Written problem — Exactly as written, print each record in the listing.

Supplied material —

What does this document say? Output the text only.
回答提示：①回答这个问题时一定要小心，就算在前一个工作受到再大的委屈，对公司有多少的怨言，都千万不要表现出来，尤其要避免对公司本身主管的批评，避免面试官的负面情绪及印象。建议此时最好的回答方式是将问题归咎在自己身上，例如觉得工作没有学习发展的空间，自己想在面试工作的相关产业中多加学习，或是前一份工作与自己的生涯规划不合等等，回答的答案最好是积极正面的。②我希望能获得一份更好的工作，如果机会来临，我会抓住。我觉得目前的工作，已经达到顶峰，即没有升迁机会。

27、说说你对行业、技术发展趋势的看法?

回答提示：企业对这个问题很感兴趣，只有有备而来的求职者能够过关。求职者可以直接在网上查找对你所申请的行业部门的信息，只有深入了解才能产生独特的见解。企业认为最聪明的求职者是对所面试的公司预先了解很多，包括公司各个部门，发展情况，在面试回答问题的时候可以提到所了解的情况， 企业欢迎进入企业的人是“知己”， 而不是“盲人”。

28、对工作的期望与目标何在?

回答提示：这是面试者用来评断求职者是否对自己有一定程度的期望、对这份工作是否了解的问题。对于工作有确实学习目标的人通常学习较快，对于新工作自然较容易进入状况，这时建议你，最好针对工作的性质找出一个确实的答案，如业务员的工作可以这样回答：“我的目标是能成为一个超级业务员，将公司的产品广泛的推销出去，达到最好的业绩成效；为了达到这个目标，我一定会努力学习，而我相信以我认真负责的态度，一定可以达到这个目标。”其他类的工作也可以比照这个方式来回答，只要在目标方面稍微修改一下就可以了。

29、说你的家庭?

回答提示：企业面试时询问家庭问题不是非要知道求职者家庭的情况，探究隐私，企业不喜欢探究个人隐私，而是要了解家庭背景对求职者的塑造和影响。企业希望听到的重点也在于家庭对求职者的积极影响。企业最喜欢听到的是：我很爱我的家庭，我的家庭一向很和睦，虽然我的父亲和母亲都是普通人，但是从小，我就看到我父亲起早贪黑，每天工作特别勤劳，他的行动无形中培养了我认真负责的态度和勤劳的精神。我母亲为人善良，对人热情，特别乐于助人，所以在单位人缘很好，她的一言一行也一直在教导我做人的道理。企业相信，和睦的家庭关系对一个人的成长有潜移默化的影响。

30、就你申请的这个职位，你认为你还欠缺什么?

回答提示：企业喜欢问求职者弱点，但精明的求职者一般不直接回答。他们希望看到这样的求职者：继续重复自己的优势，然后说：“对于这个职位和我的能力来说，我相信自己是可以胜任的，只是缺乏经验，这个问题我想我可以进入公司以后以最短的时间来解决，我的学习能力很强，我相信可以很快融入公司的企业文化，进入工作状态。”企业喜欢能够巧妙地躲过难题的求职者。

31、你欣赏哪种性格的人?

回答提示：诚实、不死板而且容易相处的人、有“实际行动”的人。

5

Written solution —
What does this document say? Output the text only.
回答提示：①回答这个问题时一定要小心，就算在前一个工作受到再大的委屈，对公司有多少的怨言，都千万不要表现出来，尤其要避免对公司本身主管的批评，避免面试官的负面情绪及印象。建议此时最好的回答方式是将问题归咎在自己身上，例如觉得工作没有学习发展的空间，自己想在面试工作的相关产业中多加学习，或是前一份工作与自己的生涯规划不合等等，回答的答案最好是积极正面的。②我希望能获得一份更好的工作，如果机会来临，我会抓住。我觉得目前的工作，已经达到顶峰，即没有升迁机会。

27、说说你对行业、技术发展趋势的看法?

回答提示：企业对这个问题很感兴趣，只有有备而来的求职者能够过关。求职者可以直接在网上查找对你所申请的行业部门的信息，只有深入了解才能产生独特的见解。企业认为最聪明的求职者是对所面试的公司预先了解很多，包括公司各个部门，发展情况，在面试回答问题的时候可以提到所了解的情况， 企业欢迎进入企业的人是“知己”， 而不是“盲人”。

28、对工作的期望与目标何在?

回答提示：这是面试者用来评断求职者是否对自己有一定程度的期望、对这份工作是否了解的问题。对于工作有确实学习目标的人通常学习较快，对于新工作自然较容易进入状况，这时建议你，最好针对工作的性质找出一个确实的答案，如业务员的工作可以这样回答：“我的目标是能成为一个超级业务员，将公司的产品广泛的推销出去，达到最好的业绩成效；为了达到这个目标，我一定会努力学习，而我相信以我认真负责的态度，一定可以达到这个目标。”其他类的工作也可以比照这个方式来回答，只要在目标方面稍微修改一下就可以了。

29、说你的家庭?

回答提示：企业面试时询问家庭问题不是非要知道求职者家庭的情况，探究隐私，企业不喜欢探究个人隐私，而是要了解家庭背景对求职者的塑造和影响。企业希望听到的重点也在于家庭对求职者的积极影响。企业最喜欢听到的是：我很爱我的家庭，我的家庭一向很和睦，虽然我的父亲和母亲都是普通人，但是从小，我就看到我父亲起早贪黑，每天工作特别勤劳，他的行动无形中培养了我认真负责的态度和勤劳的精神。我母亲为人善良，对人热情，特别乐于助人，所以在单位人缘很好，她的一言一行也一直在教导我做人的道理。企业相信，和睦的家庭关系对一个人的成长有潜移默化的影响。

30、就你申请的这个职位，你认为你还欠缺什么?

回答提示：企业喜欢问求职者弱点，但精明的求职者一般不直接回答。他们希望看到这样的求职者：继续重复自己的优势，然后说：“对于这个职位和我的能力来说，我相信自己是可以胜任的，只是缺乏经验，这个问题我想我可以进入公司以后以最短的时间来解决，我的学习能力很强，我相信可以很快融入公司的企业文化，进入工作状态。”企业喜欢能够巧妙地躲过难题的求职者。

31、你欣赏哪种性格的人?

回答提示：诚实、不死板而且容易相处的人、有“实际行动”的人。

5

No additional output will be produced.